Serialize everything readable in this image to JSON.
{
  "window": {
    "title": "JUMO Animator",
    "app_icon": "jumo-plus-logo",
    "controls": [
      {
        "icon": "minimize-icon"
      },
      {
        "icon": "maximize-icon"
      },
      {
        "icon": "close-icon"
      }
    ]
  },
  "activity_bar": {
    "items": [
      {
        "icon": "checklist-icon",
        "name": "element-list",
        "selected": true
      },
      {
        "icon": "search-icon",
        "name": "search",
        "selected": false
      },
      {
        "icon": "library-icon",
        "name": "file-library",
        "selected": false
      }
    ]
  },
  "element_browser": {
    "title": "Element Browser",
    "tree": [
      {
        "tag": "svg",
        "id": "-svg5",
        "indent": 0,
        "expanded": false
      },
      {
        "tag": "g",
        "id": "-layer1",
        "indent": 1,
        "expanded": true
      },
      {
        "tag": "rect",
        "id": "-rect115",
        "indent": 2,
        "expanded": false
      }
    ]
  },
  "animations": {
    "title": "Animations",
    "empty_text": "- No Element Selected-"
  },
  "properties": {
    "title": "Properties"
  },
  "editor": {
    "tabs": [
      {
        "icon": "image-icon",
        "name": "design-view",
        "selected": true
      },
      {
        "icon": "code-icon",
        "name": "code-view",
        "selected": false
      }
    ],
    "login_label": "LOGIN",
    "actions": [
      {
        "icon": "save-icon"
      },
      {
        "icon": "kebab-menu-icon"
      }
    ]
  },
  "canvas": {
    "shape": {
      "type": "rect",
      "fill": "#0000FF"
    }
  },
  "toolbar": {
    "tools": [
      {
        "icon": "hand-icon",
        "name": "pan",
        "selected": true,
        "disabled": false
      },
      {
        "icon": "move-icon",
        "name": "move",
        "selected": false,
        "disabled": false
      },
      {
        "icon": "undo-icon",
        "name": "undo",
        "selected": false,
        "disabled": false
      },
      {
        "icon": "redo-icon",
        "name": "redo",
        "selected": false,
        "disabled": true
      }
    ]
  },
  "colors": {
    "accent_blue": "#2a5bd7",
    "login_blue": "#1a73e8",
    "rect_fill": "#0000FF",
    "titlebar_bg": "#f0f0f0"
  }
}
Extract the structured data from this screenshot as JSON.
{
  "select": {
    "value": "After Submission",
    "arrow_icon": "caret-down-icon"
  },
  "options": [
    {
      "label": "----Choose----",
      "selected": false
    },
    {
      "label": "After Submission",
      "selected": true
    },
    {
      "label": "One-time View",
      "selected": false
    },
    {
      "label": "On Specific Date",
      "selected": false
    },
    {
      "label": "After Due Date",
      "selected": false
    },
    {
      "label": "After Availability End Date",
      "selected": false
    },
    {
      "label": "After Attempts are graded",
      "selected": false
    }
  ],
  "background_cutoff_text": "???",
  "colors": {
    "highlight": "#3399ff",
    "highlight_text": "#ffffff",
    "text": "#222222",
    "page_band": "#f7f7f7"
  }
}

■ ■ ■ ■ ■ ■ ■

=== Exercise aim ===
Return the material exactly as it stands.

=== Result ===
Serialize everything readable in this image to JSON.
{
  "window": {
    "title": "JUMO Animator",
    "app_icon": "jumo-plus-logo",
    "controls": [
      {
        "icon": "minimize-icon"
      },
      {
        "icon": "maximize-icon"
      },
      {
        "icon": "close-icon"
      }
    ]
  },
  "activity_bar": {
    "items": [
      {
        "icon": "checklist-icon",
        "name": "element-list",
        "selected": true
      },
      {
        "icon": "search-icon",
        "name": "search",
        "selected": false
      },
      {
        "icon": "library-icon",
        "name": "file-library",
        "selected": false
      }
    ]
  },
  "element_browser": {
    "title": "Element Browser",
    "tree": [
      {
        "tag": "svg",
        "id": "-svg5",
        "indent": 0,
        "expanded": false
      },
      {
        "tag": "g",
        "id": "-layer1",
        "indent": 1,
        "expanded": true
      },
      {
        "tag": "rect",
        "id": "-rect115",
        "indent": 2,
        "expanded": false
      }
    ]
  },
  "animations": {
    "title": "Animations",
    "empty_text": "- No Element Selected-"
  },
  "properties": {
    "title": "Properties"
  },
  "editor": {
    "tabs": [
      {
        "icon": "image-icon",
        "name": "design-view",
        "selected": true
      },
      {
        "icon": "code-icon",
        "name": "code-view",
        "selected": false
      }
    ],
    "login_label": "LOGIN",
    "actions": [
      {
        "icon": "save-icon"
      },
      {
        "icon": "kebab-menu-icon"
      }
    ]
  },
  "canvas": {
    "shape": {
      "type": "rect",
      "fill": "#0000FF"
    }
  },
  "toolbar": {
    "tools": [
      {
        "icon": "hand-icon",
        "name": "pan",
        "selected": true,
        "disabled": false
      },
      {
        "icon": "move-icon",
        "name": "move",
        "selected": false,
        "disabled": false
      },
      {
        "icon": "undo-icon",
        "name": "undo",
        "selected": false,
        "disabled": false
      },
      {
        "icon": "redo-icon",
        "name": "redo",
        "selected": false,
        "disabled": true
      }
    ]
  },
  "colors": {
    "accent_blue": "#2a5bd7",
    "login_blue": "#1a73e8",
    "rect_fill": "#0000FF",
    "titlebar_bg": "#f0f0f0"
  }
}
Extract the structured data from this screenshot as JSON.
{
  "select": {
    "value": "After Submission",
    "arrow_icon": "caret-down-icon"
  },
  "options": [
    {
      "label": "----Choose----",
      "selected": false
    },
    {
      "label": "After Submission",
      "selected": true
    },
    {
      "label": "One-time View",
      "selected": false
    },
    {
      "label": "On Specific Date",
      "selected": false
    },
    {
      "label": "After Due Date",
      "selected": false
    },
    {
      "label": "After Availability End Date",
      "selected": false
    },
    {
      "label": "After Attempts are graded",
      "selected": false
    }
  ],
  "background_cutoff_text": "???",
  "colors": {
    "highlight": "#3399ff",
    "highlight_text": "#ffffff",
    "text": "#222222",
    "page_band": "#f7f7f7"
  }
}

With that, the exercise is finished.